* TASK OBJECTIVE: Output every line of the entries, from the first one up to and including the line with "list-item-cuda[interactable]: cuda ›", as a JSON list of strings with one string per line. Leave out any blank lines.

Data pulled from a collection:

— Begin —

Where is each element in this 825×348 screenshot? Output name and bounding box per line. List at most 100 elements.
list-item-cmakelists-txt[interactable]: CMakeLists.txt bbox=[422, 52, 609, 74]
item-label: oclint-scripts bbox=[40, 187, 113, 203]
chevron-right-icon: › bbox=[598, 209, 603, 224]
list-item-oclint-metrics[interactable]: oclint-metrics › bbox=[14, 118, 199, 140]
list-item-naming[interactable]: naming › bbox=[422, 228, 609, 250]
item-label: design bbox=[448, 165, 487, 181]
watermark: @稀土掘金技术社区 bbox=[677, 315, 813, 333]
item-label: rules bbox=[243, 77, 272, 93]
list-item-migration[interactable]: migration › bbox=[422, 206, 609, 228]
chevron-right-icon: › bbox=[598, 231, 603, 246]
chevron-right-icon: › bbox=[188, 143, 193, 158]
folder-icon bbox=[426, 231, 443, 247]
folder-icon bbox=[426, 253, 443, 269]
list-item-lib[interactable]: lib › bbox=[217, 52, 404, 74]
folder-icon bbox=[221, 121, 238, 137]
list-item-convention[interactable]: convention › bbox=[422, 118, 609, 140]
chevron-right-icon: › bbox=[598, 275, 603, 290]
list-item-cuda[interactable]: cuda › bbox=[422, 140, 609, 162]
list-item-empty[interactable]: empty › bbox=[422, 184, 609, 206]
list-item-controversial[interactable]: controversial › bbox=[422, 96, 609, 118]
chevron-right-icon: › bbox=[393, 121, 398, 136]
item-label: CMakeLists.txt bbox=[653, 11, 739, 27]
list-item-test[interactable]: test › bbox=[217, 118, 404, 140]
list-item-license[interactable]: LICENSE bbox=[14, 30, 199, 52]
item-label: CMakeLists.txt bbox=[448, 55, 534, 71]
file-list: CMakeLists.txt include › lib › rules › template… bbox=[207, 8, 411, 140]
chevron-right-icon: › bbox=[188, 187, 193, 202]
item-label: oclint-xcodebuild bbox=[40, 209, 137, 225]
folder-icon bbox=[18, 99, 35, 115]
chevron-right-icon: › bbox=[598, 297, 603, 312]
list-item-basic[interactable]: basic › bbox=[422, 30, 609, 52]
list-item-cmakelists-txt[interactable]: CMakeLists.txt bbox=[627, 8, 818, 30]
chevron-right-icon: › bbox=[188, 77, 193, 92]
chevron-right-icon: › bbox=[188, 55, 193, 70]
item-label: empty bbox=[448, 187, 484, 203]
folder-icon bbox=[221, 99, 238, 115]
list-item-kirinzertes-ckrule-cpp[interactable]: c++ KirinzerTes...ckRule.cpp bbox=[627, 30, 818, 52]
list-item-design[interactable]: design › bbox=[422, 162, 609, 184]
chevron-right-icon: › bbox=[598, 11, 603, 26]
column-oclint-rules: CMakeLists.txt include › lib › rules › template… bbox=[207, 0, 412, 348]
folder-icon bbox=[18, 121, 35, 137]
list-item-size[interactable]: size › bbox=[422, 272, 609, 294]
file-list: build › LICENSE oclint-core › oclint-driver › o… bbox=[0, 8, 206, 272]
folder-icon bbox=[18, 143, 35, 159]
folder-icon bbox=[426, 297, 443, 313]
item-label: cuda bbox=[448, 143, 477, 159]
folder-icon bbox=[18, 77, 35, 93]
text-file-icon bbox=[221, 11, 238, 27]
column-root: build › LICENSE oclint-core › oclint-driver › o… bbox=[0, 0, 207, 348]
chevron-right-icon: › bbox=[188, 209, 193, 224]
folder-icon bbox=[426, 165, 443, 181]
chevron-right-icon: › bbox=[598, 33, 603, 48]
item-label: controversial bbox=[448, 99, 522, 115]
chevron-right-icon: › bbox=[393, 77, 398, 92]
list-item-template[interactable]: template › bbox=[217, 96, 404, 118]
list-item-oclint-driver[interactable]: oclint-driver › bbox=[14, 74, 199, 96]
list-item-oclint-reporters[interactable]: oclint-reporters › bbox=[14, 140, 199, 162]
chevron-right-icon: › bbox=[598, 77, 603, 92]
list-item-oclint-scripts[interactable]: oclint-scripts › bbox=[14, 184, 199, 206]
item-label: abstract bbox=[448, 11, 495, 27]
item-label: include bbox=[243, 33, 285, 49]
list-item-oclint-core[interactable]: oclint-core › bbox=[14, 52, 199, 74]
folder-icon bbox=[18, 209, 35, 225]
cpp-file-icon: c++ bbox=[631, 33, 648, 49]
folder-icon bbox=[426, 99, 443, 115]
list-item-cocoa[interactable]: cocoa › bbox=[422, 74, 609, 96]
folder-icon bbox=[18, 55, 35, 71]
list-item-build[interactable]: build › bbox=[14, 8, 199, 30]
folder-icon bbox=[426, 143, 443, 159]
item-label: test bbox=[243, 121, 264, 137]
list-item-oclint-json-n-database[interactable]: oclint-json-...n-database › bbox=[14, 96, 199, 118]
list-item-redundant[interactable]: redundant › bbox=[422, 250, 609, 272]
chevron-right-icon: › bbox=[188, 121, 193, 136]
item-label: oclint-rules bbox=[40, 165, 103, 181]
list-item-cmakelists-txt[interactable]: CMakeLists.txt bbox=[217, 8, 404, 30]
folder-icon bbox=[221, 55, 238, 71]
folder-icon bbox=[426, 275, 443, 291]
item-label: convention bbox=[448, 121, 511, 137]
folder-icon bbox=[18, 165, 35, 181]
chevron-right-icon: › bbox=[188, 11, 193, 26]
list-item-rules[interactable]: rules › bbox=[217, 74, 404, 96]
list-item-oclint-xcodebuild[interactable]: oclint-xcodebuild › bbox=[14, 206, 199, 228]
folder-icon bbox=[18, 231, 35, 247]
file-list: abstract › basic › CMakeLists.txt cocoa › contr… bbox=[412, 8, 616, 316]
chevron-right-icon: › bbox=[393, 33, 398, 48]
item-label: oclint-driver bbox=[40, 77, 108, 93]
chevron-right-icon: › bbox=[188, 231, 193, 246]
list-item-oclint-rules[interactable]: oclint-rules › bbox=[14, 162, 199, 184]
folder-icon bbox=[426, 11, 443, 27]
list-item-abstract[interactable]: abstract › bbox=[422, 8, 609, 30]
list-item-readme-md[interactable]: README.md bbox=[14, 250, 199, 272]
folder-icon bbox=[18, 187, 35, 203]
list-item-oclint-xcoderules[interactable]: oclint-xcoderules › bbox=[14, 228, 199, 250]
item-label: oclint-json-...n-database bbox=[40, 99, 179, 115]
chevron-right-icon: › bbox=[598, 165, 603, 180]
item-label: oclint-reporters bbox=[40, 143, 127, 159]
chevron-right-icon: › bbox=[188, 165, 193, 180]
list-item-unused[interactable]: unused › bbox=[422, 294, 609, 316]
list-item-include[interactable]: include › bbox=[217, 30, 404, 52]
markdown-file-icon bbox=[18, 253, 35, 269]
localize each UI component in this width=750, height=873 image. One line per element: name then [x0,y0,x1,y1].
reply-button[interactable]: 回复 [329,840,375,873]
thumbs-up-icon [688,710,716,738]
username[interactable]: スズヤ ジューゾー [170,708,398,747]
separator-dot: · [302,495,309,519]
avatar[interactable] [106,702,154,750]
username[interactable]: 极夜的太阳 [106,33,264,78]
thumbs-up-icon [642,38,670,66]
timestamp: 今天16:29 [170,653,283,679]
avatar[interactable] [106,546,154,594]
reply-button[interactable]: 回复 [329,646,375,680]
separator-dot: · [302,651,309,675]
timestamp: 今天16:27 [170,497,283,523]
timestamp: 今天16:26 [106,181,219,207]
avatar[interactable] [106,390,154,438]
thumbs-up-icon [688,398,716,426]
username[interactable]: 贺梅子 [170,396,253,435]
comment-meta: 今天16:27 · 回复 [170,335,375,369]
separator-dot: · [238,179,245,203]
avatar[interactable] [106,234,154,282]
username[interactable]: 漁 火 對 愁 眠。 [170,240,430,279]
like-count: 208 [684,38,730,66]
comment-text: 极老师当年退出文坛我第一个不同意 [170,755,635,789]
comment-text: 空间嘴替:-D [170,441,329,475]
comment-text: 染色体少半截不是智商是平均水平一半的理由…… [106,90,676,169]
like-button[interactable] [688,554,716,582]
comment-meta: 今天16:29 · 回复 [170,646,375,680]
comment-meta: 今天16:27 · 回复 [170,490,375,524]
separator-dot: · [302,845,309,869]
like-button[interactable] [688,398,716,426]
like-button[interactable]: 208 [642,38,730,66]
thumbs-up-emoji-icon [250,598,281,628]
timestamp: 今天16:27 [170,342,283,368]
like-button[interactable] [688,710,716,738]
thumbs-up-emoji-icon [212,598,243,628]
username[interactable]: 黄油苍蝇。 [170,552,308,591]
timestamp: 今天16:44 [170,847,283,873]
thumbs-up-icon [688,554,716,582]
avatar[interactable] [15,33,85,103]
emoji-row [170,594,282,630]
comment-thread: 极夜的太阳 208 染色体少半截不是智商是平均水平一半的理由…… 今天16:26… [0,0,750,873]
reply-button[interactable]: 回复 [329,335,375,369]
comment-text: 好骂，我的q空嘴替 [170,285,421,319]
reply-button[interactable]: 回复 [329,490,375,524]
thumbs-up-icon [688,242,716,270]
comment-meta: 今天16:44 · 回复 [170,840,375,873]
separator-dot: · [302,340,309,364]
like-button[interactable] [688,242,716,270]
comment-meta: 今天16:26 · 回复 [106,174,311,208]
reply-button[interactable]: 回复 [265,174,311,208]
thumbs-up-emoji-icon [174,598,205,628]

— End —

* SOLVED EXERCISE:
[
  "Where is each element in this 825×348 screenshot? Output name and bounding box per line. List at most 100 elements.",
  "list-item-cmakelists-txt[interactable]: CMakeLists.txt bbox=[422, 52, 609, 74]",
  "item-label: oclint-scripts bbox=[40, 187, 113, 203]",
  "chevron-right-icon: › bbox=[598, 209, 603, 224]",
  "list-item-oclint-metrics[interactable]: oclint-metrics › bbox=[14, 118, 199, 140]",
  "list-item-naming[interactable]: naming › bbox=[422, 228, 609, 250]",
  "item-label: design bbox=[448, 165, 487, 181]",
  "watermark: @稀土掘金技术社区 bbox=[677, 315, 813, 333]",
  "item-label: rules bbox=[243, 77, 272, 93]",
  "list-item-migration[interactable]: migration › bbox=[422, 206, 609, 228]",
  "chevron-right-icon: › bbox=[598, 231, 603, 246]",
  "chevron-right-icon: › bbox=[188, 143, 193, 158]",
  "folder-icon bbox=[426, 231, 443, 247]",
  "folder-icon bbox=[426, 253, 443, 269]",
  "list-item-lib[interactable]: lib › bbox=[217, 52, 404, 74]",
  "folder-icon bbox=[221, 121, 238, 137]",
  "list-item-convention[interactable]: convention › bbox=[422, 118, 609, 140]",
  "chevron-right-icon: › bbox=[598, 275, 603, 290]",
  "list-item-cuda[interactable]: cuda › bbox=[422, 140, 609, 162]"
]